▶ _THE EXERCISE_
Write out the whole listing again, exactly as given.

+++ SUPPLIED RECORDS +++

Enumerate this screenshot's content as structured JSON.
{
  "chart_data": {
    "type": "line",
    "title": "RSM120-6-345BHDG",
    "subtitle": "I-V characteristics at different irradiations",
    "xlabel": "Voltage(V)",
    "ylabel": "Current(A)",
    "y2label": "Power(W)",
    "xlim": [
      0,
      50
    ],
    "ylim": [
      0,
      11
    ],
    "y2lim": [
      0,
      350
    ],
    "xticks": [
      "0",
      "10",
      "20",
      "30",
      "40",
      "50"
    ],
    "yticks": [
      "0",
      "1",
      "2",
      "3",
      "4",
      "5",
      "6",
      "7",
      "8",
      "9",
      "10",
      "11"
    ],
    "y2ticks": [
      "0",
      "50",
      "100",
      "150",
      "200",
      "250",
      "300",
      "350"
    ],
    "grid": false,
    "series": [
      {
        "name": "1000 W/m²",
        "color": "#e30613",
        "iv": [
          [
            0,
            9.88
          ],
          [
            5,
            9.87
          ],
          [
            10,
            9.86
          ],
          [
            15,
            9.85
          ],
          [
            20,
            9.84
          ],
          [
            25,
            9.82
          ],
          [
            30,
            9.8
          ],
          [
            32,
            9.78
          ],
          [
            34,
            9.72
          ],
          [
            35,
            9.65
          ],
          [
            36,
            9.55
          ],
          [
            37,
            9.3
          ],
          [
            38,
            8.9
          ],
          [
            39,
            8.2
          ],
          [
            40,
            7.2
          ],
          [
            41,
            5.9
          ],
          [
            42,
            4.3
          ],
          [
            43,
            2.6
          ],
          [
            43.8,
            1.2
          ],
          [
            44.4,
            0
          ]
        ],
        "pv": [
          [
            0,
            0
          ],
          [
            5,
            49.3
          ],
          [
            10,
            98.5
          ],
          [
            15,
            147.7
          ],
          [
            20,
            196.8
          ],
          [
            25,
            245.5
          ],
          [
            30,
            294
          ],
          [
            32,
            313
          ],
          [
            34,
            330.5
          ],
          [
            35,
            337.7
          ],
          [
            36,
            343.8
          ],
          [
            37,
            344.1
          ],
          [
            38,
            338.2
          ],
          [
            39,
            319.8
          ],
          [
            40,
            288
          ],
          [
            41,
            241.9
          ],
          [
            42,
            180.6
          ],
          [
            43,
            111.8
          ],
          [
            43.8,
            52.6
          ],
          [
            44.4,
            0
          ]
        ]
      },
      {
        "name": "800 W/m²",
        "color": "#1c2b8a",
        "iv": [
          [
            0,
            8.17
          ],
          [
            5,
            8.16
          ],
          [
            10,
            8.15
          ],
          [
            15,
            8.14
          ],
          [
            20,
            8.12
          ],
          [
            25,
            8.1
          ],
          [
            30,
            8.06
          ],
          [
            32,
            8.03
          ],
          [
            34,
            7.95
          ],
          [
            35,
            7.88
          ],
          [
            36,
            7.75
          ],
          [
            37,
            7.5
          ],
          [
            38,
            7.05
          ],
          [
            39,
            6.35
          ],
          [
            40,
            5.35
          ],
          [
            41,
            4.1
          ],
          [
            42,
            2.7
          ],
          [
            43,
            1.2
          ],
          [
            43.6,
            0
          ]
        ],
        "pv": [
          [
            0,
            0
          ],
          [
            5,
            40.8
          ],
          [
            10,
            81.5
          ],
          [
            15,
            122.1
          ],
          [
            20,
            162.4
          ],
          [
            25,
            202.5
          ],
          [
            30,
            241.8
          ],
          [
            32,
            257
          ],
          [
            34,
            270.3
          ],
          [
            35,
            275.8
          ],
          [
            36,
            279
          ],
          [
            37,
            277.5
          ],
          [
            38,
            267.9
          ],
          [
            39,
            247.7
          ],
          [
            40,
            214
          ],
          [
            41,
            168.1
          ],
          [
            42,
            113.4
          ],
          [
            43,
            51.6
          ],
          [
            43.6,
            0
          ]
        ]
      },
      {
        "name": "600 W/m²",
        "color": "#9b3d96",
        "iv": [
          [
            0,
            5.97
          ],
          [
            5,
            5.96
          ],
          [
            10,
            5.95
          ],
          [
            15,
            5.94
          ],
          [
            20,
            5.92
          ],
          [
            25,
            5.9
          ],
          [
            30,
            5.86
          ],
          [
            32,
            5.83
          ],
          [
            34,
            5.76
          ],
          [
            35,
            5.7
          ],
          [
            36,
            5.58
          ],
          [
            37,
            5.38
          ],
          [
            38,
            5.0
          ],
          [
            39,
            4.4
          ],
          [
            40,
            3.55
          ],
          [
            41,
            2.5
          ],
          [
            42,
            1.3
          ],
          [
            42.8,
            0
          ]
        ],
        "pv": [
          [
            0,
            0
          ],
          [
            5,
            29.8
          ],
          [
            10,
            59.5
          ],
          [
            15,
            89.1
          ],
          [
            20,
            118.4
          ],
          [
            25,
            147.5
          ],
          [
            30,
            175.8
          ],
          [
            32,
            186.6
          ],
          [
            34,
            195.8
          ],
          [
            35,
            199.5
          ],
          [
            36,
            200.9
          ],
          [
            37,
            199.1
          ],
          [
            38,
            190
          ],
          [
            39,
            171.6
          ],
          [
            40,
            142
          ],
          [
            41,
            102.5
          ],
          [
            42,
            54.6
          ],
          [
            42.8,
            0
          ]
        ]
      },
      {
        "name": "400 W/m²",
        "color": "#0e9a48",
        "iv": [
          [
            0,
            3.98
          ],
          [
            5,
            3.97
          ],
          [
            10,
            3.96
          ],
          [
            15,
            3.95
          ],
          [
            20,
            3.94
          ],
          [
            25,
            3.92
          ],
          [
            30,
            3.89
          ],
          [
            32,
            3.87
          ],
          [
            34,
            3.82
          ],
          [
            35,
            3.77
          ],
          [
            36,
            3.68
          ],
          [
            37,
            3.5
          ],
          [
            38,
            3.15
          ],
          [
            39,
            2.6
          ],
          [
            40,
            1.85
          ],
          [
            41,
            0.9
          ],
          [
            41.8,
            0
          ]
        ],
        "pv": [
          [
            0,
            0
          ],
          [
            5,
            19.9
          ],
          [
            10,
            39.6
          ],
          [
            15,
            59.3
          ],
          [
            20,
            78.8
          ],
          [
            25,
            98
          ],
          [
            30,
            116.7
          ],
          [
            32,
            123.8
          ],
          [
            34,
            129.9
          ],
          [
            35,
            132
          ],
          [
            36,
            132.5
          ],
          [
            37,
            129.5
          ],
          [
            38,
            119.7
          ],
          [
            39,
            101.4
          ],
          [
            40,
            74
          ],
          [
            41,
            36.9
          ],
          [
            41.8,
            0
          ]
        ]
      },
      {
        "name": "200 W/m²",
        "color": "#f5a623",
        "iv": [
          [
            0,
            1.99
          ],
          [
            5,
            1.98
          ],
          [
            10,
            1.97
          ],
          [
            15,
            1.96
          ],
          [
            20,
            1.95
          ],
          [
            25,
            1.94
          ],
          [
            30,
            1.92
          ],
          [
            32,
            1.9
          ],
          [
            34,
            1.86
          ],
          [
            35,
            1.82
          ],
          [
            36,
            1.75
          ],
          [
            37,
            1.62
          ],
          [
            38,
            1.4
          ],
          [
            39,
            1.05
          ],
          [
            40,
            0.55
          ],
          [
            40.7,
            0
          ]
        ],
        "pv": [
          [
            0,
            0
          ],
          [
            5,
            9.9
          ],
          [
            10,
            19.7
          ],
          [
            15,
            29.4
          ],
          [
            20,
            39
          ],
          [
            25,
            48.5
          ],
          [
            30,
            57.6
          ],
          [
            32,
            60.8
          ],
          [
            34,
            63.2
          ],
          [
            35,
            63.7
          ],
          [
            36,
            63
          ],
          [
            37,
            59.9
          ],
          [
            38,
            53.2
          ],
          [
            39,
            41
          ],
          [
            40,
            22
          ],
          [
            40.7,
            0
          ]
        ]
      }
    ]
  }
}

+++

▶ _RESPONSE_
Enumerate this screenshot's content as structured JSON.
{
  "chart_data": {
    "type": "line",
    "title": "RSM120-6-345BHDG",
    "subtitle": "I-V characteristics at different irradiations",
    "xlabel": "Voltage(V)",
    "ylabel": "Current(A)",
    "y2label": "Power(W)",
    "xlim": [
      0,
      50
    ],
    "ylim": [
      0,
      11
    ],
    "y2lim": [
      0,
      350
    ],
    "xticks": [
      "0",
      "10",
      "20",
      "30",
      "40",
      "50"
    ],
    "yticks": [
      "0",
      "1",
      "2",
      "3",
      "4",
      "5",
      "6",
      "7",
      "8",
      "9",
      "10",
      "11"
    ],
    "y2ticks": [
      "0",
      "50",
      "100",
      "150",
      "200",
      "250",
      "300",
      "350"
    ],
    "grid": false,
    "series": [
      {
        "name": "1000 W/m²",
        "color": "#e30613",
        "iv": [
          [
            0,
            9.88
          ],
          [
            5,
            9.87
          ],
          [
            10,
            9.86
          ],
          [
            15,
            9.85
          ],
          [
            20,
            9.84
          ],
          [
            25,
            9.82
          ],
          [
            30,
            9.8
          ],
          [
            32,
            9.78
          ],
          [
            34,
            9.72
          ],
          [
            35,
            9.65
          ],
          [
            36,
            9.55
          ],
          [
            37,
            9.3
          ],
          [
            38,
            8.9
          ],
          [
            39,
            8.2
          ],
          [
            40,
            7.2
          ],
          [
            41,
            5.9
          ],
          [
            42,
            4.3
          ],
          [
            43,
            2.6
          ],
          [
            43.8,
            1.2
          ],
          [
            44.4,
            0
          ]
        ],
        "pv": [
          [
            0,
            0
          ],
          [
            5,
            49.3
          ],
          [
            10,
            98.5
          ],
          [
            15,
            147.7
          ],
          [
            20,
            196.8
          ],
          [
            25,
            245.5
          ],
          [
            30,
            294
          ],
          [
            32,
            313
          ],
          [
            34,
            330.5
          ],
          [
            35,
            337.7
          ],
          [
            36,
            343.8
          ],
          [
            37,
            344.1
          ],
          [
            38,
            338.2
          ],
          [
            39,
            319.8
          ],
          [
            40,
            288
          ],
          [
            41,
            241.9
          ],
          [
            42,
            180.6
          ],
          [
            43,
            111.8
          ],
          [
            43.8,
            52.6
          ],
          [
            44.4,
            0
          ]
        ]
      },
      {
        "name": "800 W/m²",
        "color": "#1c2b8a",
        "iv": [
          [
            0,
            8.17
          ],
          [
            5,
            8.16
          ],
          [
            10,
            8.15
          ],
          [
            15,
            8.14
          ],
          [
            20,
            8.12
          ],
          [
            25,
            8.1
          ],
          [
            30,
            8.06
          ],
          [
            32,
            8.03
          ],
          [
            34,
            7.95
          ],
          [
            35,
            7.88
          ],
          [
            36,
            7.75
          ],
          [
            37,
            7.5
          ],
          [
            38,
            7.05
          ],
          [
            39,
            6.35
          ],
          [
            40,
            5.35
          ],
          [
            41,
            4.1
          ],
          [
            42,
            2.7
          ],
          [
            43,
            1.2
          ],
          [
            43.6,
            0
          ]
        ],
        "pv": [
          [
            0,
            0
          ],
          [
            5,
            40.8
          ],
          [
            10,
            81.5
          ],
          [
            15,
            122.1
          ],
          [
            20,
            162.4
          ],
          [
            25,
            202.5
          ],
          [
            30,
            241.8
          ],
          [
            32,
            257
          ],
          [
            34,
            270.3
          ],
          [
            35,
            275.8
          ],
          [
            36,
            279
          ],
          [
            37,
            277.5
          ],
          [
            38,
            267.9
          ],
          [
            39,
            247.7
          ],
          [
            40,
            214
          ],
          [
            41,
            168.1
          ],
          [
            42,
            113.4
          ],
          [
            43,
            51.6
          ],
          [
            43.6,
            0
          ]
        ]
      },
      {
        "name": "600 W/m²",
        "color": "#9b3d96",
        "iv": [
          [
            0,
            5.97
          ],
          [
            5,
            5.96
          ],
          [
            10,
            5.95
          ],
          [
            15,
            5.94
          ],
          [
            20,
            5.92
          ],
          [
            25,
            5.9
          ],
          [
            30,
            5.86
          ],
          [
            32,
            5.83
          ],
          [
            34,
            5.76
          ],
          [
            35,
            5.7
          ],
          [
            36,
            5.58
          ],
          [
            37,
            5.38
          ],
          [
            38,
            5.0
          ],
          [
            39,
            4.4
          ],
          [
            40,
            3.55
          ],
          [
            41,
            2.5
          ],
          [
            42,
            1.3
          ],
          [
            42.8,
            0
          ]
        ],
        "pv": [
          [
            0,
            0
          ],
          [
            5,
            29.8
          ],
          [
            10,
            59.5
          ],
          [
            15,
            89.1
          ],
          [
            20,
            118.4
          ],
          [
            25,
            147.5
          ],
          [
            30,
            175.8
          ],
          [
            32,
            186.6
          ],
          [
            34,
            195.8
          ],
          [
            35,
            199.5
          ],
          [
            36,
            200.9
          ],
          [
            37,
            199.1
          ],
          [
            38,
            190
          ],
          [
            39,
            171.6
          ],
          [
            40,
            142
          ],
          [
            41,
            102.5
          ],
          [
            42,
            54.6
          ],
          [
            42.8,
            0
          ]
        ]
      },
      {
        "name": "400 W/m²",
        "color": "#0e9a48",
        "iv": [
          [
            0,
            3.98
          ],
          [
            5,
            3.97
          ],
          [
            10,
            3.96
          ],
          [
            15,
            3.95
          ],
          [
            20,
            3.94
          ],
          [
            25,
            3.92
          ],
          [
            30,
            3.89
          ],
          [
            32,
            3.87
          ],
          [
            34,
            3.82
          ],
          [
            35,
            3.77
          ],
          [
            36,
            3.68
          ],
          [
            37,
            3.5
          ],
          [
            38,
            3.15
          ],
          [
            39,
            2.6
          ],
          [
            40,
            1.85
          ],
          [
            41,
            0.9
          ],
          [
            41.8,
            0
          ]
        ],
        "pv": [
          [
            0,
            0
          ],
          [
            5,
            19.9
          ],
          [
            10,
            39.6
          ],
          [
            15,
            59.3
          ],
          [
            20,
            78.8
          ],
          [
            25,
            98
          ],
          [
            30,
            116.7
          ],
          [
            32,
            123.8
          ],
          [
            34,
            129.9
          ],
          [
            35,
            132
          ],
          [
            36,
            132.5
          ],
          [
            37,
            129.5
          ],
          [
            38,
            119.7
          ],
          [
            39,
            101.4
          ],
          [
            40,
            74
          ],
          [
            41,
            36.9
          ],
          [
            41.8,
            0
          ]
        ]
      },
      {
        "name": "200 W/m²",
        "color": "#f5a623",
        "iv": [
          [
            0,
            1.99
          ],
          [
            5,
            1.98
          ],
          [
            10,
            1.97
          ],
          [
            15,
            1.96
          ],
          [
            20,
            1.95
          ],
          [
            25,
            1.94
          ],
          [
            30,
            1.92
          ],
          [
            32,
            1.9
          ],
          [
            34,
            1.86
          ],
          [
            35,
            1.82
          ],
          [
            36,
            1.75
          ],
          [
            37,
            1.62
          ],
          [
            38,
            1.4
          ],
          [
            39,
            1.05
          ],
          [
            40,
            0.55
          ],
          [
            40.7,
            0
          ]
        ],
        "pv": [
          [
            0,
            0
          ],
          [
            5,
            9.9
          ],
          [
            10,
            19.7
          ],
          [
            15,
            29.4
          ],
          [
            20,
            39
          ],
          [
            25,
            48.5
          ],
          [
            30,
            57.6
          ],
          [
            32,
            60.8
          ],
          [
            34,
            63.2
          ],
          [
            35,
            63.7
          ],
          [
            36,
            63
          ],
          [
            37,
            59.9
          ],
          [
            38,
            53.2
          ],
          [
            39,
            41
          ],
          [
            40,
            22
          ],
          [
            40.7,
            0
          ]
        ]
      }
    ]
  }
}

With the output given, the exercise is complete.